## DOCUMENT TEXT:
---------------

I will be the first to admit that I am one of the least well-read poets
you will come across. And no, that doesn't refer to any genre
in particular; I am as bad about reading poetry as I am about
reading fiction. Maybe because I just don't have the time I
used to have. Or because when I have time, I would rather
write than read. Or this, and that. Ad infinitum.
But it wasn't always so. I still remember my days as a
struggling copywriter in a small, one bedroom flat (does
anyone make them still here in Hyderabad?) at a quaintly
named locality called Golkonda X Roads (near / in Gandhinagar
and nowhere near Golkonda fort) when my daily diet used
to be of books bought cheaply at Sunday Market (Abids) or
carefully (selected, weighed, half-read and then) bought at
Walden or (highly recommended and) lent by this or
that "intellectual" or "radical" friend.
For, I used to have quite a few of "intellectual" / "radical"
friends, mostly left-leaning and socialist / naxalite in
terms of ideology who used to frequent my place as a BYOB
destination for conversations dealing with anything and
everything under the sky and for sessions where rum-loosened
tongues would be raised in unrestrained singing. And while
they would bring down the roof with ballads like "Long March" and
poems by Sri Sri and other notables, I would pitch in with
soulful and sombre (or so I would like to believe) renditions
of "Dil hoon hoon kare..." and "Aa chal ke tujhe, main le
ke chaloon..."
Those were the days... when it was routine on my part to
finish a book a day. Or even two at times. And my reading
list was eclectic (as befitting a bright-MBA-turned-copywriter
who was willing to read any author at least once, and
picking up books at Rs.2 and Rs.3 each).
I confess to have continued reading the odd Nick Carter,
the little more occasional Harold Robbins, the frequent
Louis L'amour and a bit more frequenter Alistair Maclean -- in
keeping with my post-adolescent reading list (in addition to
all that a bright MBA would consider hot -- like Stephen Covey,
Jack Trout, etc.), but it was around this time that I read
voraciously of authors like Marquez, Naipaul, Krishnamurti (Jiddu),
Gibran (Khalil), Michener, Neruda, Raja Rao and others I sadly
don't remember.
And it was also around this time that I read Kafka for the
first time and probably had a brush with Pessoa too. I say
"probably" because while I continued to read Kafka off and on,
I don't remember having read anything by Fernando Pessoa in those
days or the days that followed (when I had the luxury of having
another well-read intellectual friend in my life -- one far more
prettier than the left-leaning radicals -- and was gifted both
amazing conversations and books), I somehow feel I
must have read him back then too.
Why? You may ask. Because on many days and most evenings,
especially those when there were no singing sessions, my setting
was spartan, bookish, labouriously slow (I used to maintain a diary
and also used to write poetry then) and Pessoan. When entire
days would go to recording the lengthy demise of a cigarette pack
or in putting down 8-10 lines onto a page in the form of a poem. Or
to sitting in a chair in the narrow balcony and observing the cows
and buffaloes in the sprawling khatal 5-6 floors below. Observing the
highlights -- being milked and washed down -- of a bovine life
comprising of the continual mooing for food and the mucking up
of respective pens / stakeouts.

---------------

## EXCERPTED DATA:
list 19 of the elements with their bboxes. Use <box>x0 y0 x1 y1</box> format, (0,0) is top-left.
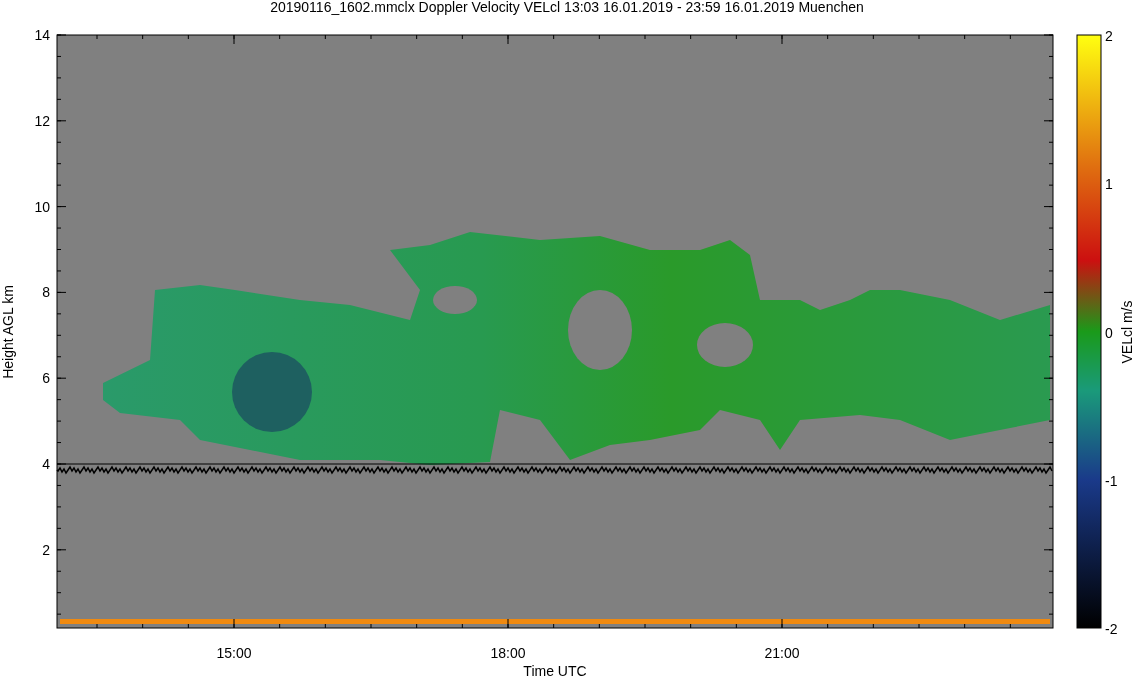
y-tick-label: 10 <box>34 198 50 215</box>
y-tick-label: 8 <box>42 284 50 301</box>
x-axis-label: Time UTC <box>523 663 587 678</box>
colorbar-tick-label: 1 <box>1105 176 1113 193</box>
x-tick-label: 21:00 <box>764 645 800 661</box>
colorbar-tick-label: 0 <box>1105 324 1113 341</box>
y-axis-label: Height AGL km <box>0 285 16 379</box>
chart-title: 20190116_1602.mmclx Doppler Velocity VELcl 13:03 16.01.2019 - 23:59 16.01.2019 Muenchen <box>270 0 864 15</box>
colorbar-tick-label: -1 <box>1105 472 1118 489</box>
colorbar-tick-label: 2 <box>1105 28 1113 44</box>
y-tick-label: 4 <box>42 456 50 472</box>
y-tick-label: 2 <box>42 541 50 558</box>
colorbar-tick-label: -2 <box>1105 621 1118 637</box>
y-tick-label: 6 <box>42 370 50 387</box>
x-tick-label: 15:00 <box>216 645 252 661</box>
colorbar-label: VELcl m/s <box>1119 300 1135 364</box>
x-tick-label: 18:00 <box>490 645 526 661</box>
y-tick-label: 14 <box>34 27 50 43</box>
y-tick-label: 12 <box>34 112 50 129</box>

---------------

## WHAT THIS EXERCISE ASKS:
a) In the essay about the writer's reading life, how many books did the writer routinely finish in a day as a copywriter?
b) Summarize the essay about the writer's reading life in two sentences.

## FULL SOLUTIONS:
a) One book a day, or even two at times.

b) The writer admits to being one of the least well-read poets, preferring to write rather than read when there is time, but recalls days as a struggling copywriter in a small Hyderabad flat when finishing a book a day was routine. In that period the writer read eclectically, from Nick Carter and Alistair Maclean to Marquez, Naipaul and Kafka, hosted singing sessions with left-leaning friends, and spent spartan evenings keeping a diary, writing poetry and watching the cows and buffaloes in the khatal below.